Exercise task:
Without the pictures, print each of the records below exactly as it appears.

Recorded data:
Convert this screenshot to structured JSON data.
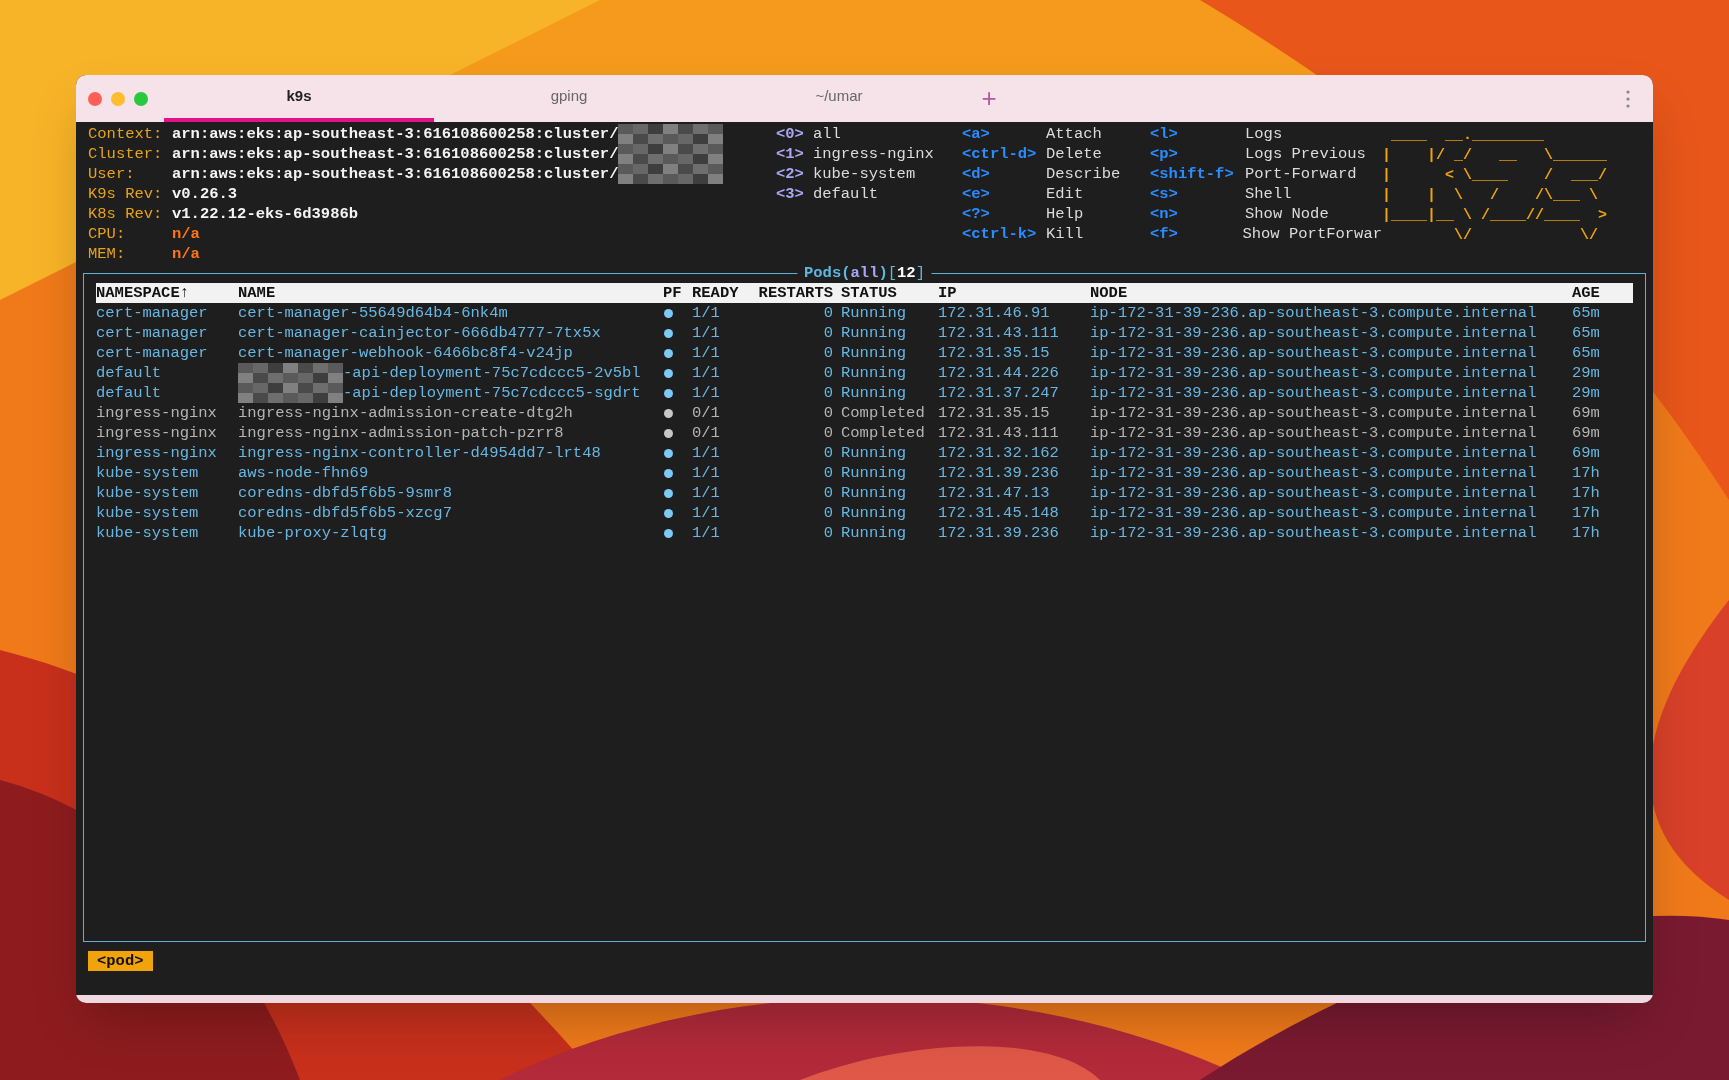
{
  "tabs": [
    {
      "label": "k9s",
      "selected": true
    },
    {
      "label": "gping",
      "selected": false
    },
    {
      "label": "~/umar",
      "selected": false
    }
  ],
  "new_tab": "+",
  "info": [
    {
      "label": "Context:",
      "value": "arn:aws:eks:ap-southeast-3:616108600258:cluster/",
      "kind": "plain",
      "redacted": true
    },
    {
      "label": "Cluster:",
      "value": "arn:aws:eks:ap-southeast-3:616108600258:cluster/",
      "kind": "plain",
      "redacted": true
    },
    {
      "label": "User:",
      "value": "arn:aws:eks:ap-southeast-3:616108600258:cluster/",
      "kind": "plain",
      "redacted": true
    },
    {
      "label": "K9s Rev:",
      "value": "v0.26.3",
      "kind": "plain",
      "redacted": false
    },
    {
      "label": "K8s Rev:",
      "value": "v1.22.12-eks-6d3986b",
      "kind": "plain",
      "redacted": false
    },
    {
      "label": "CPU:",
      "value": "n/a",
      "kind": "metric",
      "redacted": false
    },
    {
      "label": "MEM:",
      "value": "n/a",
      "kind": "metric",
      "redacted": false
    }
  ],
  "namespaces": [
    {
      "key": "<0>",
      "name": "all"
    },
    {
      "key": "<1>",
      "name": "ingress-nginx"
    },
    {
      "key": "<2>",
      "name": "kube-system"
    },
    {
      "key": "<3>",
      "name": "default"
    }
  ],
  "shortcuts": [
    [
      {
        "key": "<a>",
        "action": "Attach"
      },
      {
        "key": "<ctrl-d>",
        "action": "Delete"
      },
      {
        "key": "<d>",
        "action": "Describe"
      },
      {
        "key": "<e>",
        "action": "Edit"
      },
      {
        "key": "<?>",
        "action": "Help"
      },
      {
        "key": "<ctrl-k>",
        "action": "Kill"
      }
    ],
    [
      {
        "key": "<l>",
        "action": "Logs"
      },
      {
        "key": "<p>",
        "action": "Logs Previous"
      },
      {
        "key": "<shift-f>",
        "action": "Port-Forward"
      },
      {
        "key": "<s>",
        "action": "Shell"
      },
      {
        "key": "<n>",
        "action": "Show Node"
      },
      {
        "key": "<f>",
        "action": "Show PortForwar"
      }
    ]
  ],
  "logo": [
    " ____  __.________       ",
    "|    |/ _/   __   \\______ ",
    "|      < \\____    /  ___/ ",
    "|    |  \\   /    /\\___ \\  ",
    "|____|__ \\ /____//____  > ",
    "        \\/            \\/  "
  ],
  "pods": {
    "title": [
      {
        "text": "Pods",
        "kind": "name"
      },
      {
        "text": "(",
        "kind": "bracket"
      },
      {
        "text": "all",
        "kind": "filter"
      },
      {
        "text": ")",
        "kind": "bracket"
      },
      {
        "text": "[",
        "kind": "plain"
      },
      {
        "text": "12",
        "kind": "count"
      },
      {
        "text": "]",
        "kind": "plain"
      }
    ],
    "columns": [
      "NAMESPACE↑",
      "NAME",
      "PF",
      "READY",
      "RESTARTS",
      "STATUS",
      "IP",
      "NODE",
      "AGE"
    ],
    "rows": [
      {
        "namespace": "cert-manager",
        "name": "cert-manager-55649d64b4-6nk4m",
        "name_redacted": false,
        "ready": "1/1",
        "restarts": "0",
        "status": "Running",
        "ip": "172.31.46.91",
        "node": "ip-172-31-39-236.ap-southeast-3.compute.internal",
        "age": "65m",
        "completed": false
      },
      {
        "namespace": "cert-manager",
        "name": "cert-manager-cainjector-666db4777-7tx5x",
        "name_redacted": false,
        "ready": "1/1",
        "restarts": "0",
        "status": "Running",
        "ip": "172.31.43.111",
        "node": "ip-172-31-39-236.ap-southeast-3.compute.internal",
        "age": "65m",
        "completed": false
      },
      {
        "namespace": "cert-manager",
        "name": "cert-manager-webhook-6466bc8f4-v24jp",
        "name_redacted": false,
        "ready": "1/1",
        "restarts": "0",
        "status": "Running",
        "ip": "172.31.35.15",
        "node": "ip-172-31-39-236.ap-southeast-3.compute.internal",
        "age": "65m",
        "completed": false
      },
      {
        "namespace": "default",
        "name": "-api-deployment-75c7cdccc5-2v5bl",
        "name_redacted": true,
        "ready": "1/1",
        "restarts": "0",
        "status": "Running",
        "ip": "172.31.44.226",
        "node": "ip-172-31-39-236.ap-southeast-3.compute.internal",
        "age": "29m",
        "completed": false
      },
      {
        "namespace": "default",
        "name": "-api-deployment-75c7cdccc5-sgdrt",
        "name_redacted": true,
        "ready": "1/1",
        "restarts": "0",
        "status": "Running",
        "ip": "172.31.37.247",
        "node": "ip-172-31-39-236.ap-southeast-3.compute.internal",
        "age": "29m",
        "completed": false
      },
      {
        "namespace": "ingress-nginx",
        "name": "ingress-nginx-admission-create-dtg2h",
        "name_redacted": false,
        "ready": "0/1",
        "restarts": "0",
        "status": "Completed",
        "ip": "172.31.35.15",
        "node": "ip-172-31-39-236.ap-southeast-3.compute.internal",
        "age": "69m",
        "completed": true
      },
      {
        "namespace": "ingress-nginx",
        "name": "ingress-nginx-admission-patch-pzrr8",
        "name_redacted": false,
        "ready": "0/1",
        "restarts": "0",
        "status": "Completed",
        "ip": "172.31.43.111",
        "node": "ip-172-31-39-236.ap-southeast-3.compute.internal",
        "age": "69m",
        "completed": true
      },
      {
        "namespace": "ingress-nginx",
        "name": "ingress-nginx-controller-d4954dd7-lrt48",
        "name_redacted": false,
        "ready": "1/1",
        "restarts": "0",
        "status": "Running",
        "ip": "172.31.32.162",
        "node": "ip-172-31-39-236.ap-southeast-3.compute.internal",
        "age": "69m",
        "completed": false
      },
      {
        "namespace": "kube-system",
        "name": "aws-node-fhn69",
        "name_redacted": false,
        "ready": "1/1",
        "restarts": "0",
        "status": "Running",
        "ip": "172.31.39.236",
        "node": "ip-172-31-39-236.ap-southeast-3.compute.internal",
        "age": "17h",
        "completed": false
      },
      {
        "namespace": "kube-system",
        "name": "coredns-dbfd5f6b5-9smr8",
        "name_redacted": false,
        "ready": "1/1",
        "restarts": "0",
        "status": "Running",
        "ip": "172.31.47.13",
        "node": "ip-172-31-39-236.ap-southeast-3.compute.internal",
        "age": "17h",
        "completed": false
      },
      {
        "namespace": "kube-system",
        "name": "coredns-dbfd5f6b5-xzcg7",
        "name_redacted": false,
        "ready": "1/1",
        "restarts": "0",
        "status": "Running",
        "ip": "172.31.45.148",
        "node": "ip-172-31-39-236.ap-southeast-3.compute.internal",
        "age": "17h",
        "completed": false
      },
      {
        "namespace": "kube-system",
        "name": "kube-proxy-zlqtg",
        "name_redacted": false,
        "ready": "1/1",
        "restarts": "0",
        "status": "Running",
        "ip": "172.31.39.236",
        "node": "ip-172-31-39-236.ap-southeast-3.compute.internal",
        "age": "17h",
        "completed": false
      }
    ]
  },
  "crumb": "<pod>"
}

Output of the exercise:
Convert this screenshot to structured JSON data.
{
  "tabs": [
    {
      "label": "k9s",
      "selected": true
    },
    {
      "label": "gping",
      "selected": false
    },
    {
      "label": "~/umar",
      "selected": false
    }
  ],
  "new_tab": "+",
  "info": [
    {
      "label": "Context:",
      "value": "arn:aws:eks:ap-southeast-3:616108600258:cluster/",
      "kind": "plain",
      "redacted": true
    },
    {
      "label": "Cluster:",
      "value": "arn:aws:eks:ap-southeast-3:616108600258:cluster/",
      "kind": "plain",
      "redacted": true
    },
    {
      "label": "User:",
      "value": "arn:aws:eks:ap-southeast-3:616108600258:cluster/",
      "kind": "plain",
      "redacted": true
    },
    {
      "label": "K9s Rev:",
      "value": "v0.26.3",
      "kind": "plain",
      "redacted": false
    },
    {
      "label": "K8s Rev:",
      "value": "v1.22.12-eks-6d3986b",
      "kind": "plain",
      "redacted": false
    },
    {
      "label": "CPU:",
      "value": "n/a",
      "kind": "metric",
      "redacted": false
    },
    {
      "label": "MEM:",
      "value": "n/a",
      "kind": "metric",
      "redacted": false
    }
  ],
  "namespaces": [
    {
      "key": "<0>",
      "name": "all"
    },
    {
      "key": "<1>",
      "name": "ingress-nginx"
    },
    {
      "key": "<2>",
      "name": "kube-system"
    },
    {
      "key": "<3>",
      "name": "default"
    }
  ],
  "shortcuts": [
    [
      {
        "key": "<a>",
        "action": "Attach"
      },
      {
        "key": "<ctrl-d>",
        "action": "Delete"
      },
      {
        "key": "<d>",
        "action": "Describe"
      },
      {
        "key": "<e>",
        "action": "Edit"
      },
      {
        "key": "<?>",
        "action": "Help"
      },
      {
        "key": "<ctrl-k>",
        "action": "Kill"
      }
    ],
    [
      {
        "key": "<l>",
        "action": "Logs"
      },
      {
        "key": "<p>",
        "action": "Logs Previous"
      },
      {
        "key": "<shift-f>",
        "action": "Port-Forward"
      },
      {
        "key": "<s>",
        "action": "Shell"
      },
      {
        "key": "<n>",
        "action": "Show Node"
      },
      {
        "key": "<f>",
        "action": "Show PortForwar"
      }
    ]
  ],
  "logo": [
    " ____  __.________       ",
    "|    |/ _/   __   \\______ ",
    "|      < \\____    /  ___/ ",
    "|    |  \\   /    /\\___ \\  ",
    "|____|__ \\ /____//____  > ",
    "        \\/            \\/  "
  ],
  "pods": {
    "title": [
      {
        "text": "Pods",
        "kind": "name"
      },
      {
        "text": "(",
        "kind": "bracket"
      },
      {
        "text": "all",
        "kind": "filter"
      },
      {
        "text": ")",
        "kind": "bracket"
      },
      {
        "text": "[",
        "kind": "plain"
      },
      {
        "text": "12",
        "kind": "count"
      },
      {
        "text": "]",
        "kind": "plain"
      }
    ],
    "columns": [
      "NAMESPACE↑",
      "NAME",
      "PF",
      "READY",
      "RESTARTS",
      "STATUS",
      "IP",
      "NODE",
      "AGE"
    ],
    "rows": [
      {
        "namespace": "cert-manager",
        "name": "cert-manager-55649d64b4-6nk4m",
        "name_redacted": false,
        "ready": "1/1",
        "restarts": "0",
        "status": "Running",
        "ip": "172.31.46.91",
        "node": "ip-172-31-39-236.ap-southeast-3.compute.internal",
        "age": "65m",
        "completed": false
      },
      {
        "namespace": "cert-manager",
        "name": "cert-manager-cainjector-666db4777-7tx5x",
        "name_redacted": false,
        "ready": "1/1",
        "restarts": "0",
        "status": "Running",
        "ip": "172.31.43.111",
        "node": "ip-172-31-39-236.ap-southeast-3.compute.internal",
        "age": "65m",
        "completed": false
      },
      {
        "namespace": "cert-manager",
        "name": "cert-manager-webhook-6466bc8f4-v24jp",
        "name_redacted": false,
        "ready": "1/1",
        "restarts": "0",
        "status": "Running",
        "ip": "172.31.35.15",
        "node": "ip-172-31-39-236.ap-southeast-3.compute.internal",
        "age": "65m",
        "completed": false
      },
      {
        "namespace": "default",
        "name": "-api-deployment-75c7cdccc5-2v5bl",
        "name_redacted": true,
        "ready": "1/1",
        "restarts": "0",
        "status": "Running",
        "ip": "172.31.44.226",
        "node": "ip-172-31-39-236.ap-southeast-3.compute.internal",
        "age": "29m",
        "completed": false
      },
      {
        "namespace": "default",
        "name": "-api-deployment-75c7cdccc5-sgdrt",
        "name_redacted": true,
        "ready": "1/1",
        "restarts": "0",
        "status": "Running",
        "ip": "172.31.37.247",
        "node": "ip-172-31-39-236.ap-southeast-3.compute.internal",
        "age": "29m",
        "completed": false
      },
      {
        "namespace": "ingress-nginx",
        "name": "ingress-nginx-admission-create-dtg2h",
        "name_redacted": false,
        "ready": "0/1",
        "restarts": "0",
        "status": "Completed",
        "ip": "172.31.35.15",
        "node": "ip-172-31-39-236.ap-southeast-3.compute.internal",
        "age": "69m",
        "completed": true
      },
      {
        "namespace": "ingress-nginx",
        "name": "ingress-nginx-admission-patch-pzrr8",
        "name_redacted": false,
        "ready": "0/1",
        "restarts": "0",
        "status": "Completed",
        "ip": "172.31.43.111",
        "node": "ip-172-31-39-236.ap-southeast-3.compute.internal",
        "age": "69m",
        "completed": true
      },
      {
        "namespace": "ingress-nginx",
        "name": "ingress-nginx-controller-d4954dd7-lrt48",
        "name_redacted": false,
        "ready": "1/1",
        "restarts": "0",
        "status": "Running",
        "ip": "172.31.32.162",
        "node": "ip-172-31-39-236.ap-southeast-3.compute.internal",
        "age": "69m",
        "completed": false
      },
      {
        "namespace": "kube-system",
        "name": "aws-node-fhn69",
        "name_redacted": false,
        "ready": "1/1",
        "restarts": "0",
        "status": "Running",
        "ip": "172.31.39.236",
        "node": "ip-172-31-39-236.ap-southeast-3.compute.internal",
        "age": "17h",
        "completed": false
      },
      {
        "namespace": "kube-system",
        "name": "coredns-dbfd5f6b5-9smr8",
        "name_redacted": false,
        "ready": "1/1",
        "restarts": "0",
        "status": "Running",
        "ip": "172.31.47.13",
        "node": "ip-172-31-39-236.ap-southeast-3.compute.internal",
        "age": "17h",
        "completed": false
      },
      {
        "namespace": "kube-system",
        "name": "coredns-dbfd5f6b5-xzcg7",
        "name_redacted": false,
        "ready": "1/1",
        "restarts": "0",
        "status": "Running",
        "ip": "172.31.45.148",
        "node": "ip-172-31-39-236.ap-southeast-3.compute.internal",
        "age": "17h",
        "completed": false
      },
      {
        "namespace": "kube-system",
        "name": "kube-proxy-zlqtg",
        "name_redacted": false,
        "ready": "1/1",
        "restarts": "0",
        "status": "Running",
        "ip": "172.31.39.236",
        "node": "ip-172-31-39-236.ap-southeast-3.compute.internal",
        "age": "17h",
        "completed": false
      }
    ]
  },
  "crumb": "<pod>"
}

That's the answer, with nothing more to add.